**Short exercise**
Count, in the entries, the lines with "panel". Answer with the number only.

* Start Data extract *

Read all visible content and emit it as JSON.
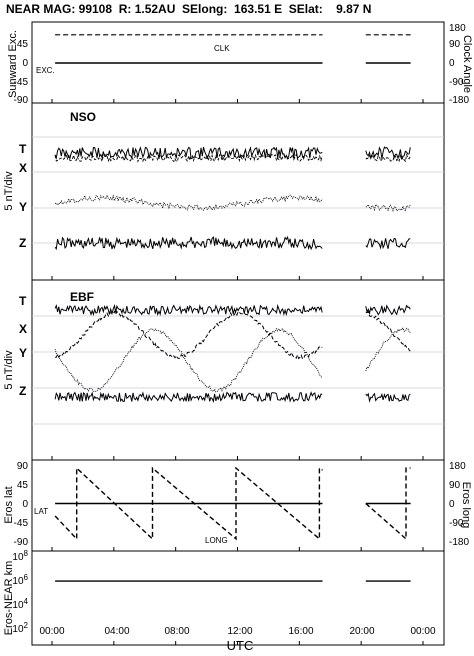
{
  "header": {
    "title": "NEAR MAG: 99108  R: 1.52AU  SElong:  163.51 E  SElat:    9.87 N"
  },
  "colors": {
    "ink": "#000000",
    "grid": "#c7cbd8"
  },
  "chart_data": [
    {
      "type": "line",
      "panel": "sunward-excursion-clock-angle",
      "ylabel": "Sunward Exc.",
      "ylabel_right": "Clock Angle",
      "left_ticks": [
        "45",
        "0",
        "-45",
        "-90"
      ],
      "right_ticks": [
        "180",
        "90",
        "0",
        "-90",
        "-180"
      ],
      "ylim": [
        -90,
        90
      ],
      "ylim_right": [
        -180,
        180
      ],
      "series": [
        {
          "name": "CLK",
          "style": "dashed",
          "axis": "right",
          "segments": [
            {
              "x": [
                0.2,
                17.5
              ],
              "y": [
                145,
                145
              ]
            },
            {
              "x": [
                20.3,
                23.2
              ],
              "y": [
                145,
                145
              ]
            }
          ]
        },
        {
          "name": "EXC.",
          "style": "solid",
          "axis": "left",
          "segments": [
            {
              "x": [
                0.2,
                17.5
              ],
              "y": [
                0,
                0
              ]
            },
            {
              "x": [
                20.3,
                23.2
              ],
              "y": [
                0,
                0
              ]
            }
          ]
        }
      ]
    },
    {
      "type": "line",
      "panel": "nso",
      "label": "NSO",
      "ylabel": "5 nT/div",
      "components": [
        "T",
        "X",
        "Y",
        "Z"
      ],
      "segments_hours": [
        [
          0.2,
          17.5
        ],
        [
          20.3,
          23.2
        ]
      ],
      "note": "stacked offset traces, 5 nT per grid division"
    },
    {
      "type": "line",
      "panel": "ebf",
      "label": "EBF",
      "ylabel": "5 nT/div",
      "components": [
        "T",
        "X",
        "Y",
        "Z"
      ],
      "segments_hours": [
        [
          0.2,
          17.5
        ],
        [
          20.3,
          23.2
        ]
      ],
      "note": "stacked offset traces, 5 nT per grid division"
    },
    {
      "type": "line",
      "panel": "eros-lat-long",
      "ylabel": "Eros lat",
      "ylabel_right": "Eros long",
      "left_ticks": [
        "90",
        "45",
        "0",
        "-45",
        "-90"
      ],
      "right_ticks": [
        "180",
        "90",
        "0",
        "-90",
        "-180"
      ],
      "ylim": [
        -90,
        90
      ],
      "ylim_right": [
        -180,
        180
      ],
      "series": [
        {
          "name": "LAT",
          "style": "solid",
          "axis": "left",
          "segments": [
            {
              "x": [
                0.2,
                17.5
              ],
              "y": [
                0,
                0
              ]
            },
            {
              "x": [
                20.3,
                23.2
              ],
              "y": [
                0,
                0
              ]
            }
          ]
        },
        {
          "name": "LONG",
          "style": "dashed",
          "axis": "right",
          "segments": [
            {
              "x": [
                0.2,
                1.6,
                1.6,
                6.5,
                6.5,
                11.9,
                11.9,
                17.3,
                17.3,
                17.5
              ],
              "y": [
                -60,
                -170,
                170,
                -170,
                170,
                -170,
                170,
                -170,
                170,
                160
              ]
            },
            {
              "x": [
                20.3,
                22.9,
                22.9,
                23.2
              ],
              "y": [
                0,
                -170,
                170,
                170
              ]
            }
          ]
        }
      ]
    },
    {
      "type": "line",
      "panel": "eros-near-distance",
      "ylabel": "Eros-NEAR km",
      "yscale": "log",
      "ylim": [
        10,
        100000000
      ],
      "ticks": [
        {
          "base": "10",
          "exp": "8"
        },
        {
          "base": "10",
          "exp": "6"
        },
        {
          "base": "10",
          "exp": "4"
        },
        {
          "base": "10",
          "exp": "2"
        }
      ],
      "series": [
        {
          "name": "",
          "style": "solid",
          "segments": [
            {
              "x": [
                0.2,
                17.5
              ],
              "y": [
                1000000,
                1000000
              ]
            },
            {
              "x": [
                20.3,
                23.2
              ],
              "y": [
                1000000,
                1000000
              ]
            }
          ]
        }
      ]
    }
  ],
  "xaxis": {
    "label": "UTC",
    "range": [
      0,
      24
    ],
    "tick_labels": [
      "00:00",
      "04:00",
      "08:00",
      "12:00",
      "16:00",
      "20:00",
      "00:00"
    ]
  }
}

* End Data extract *

**Written reply**
5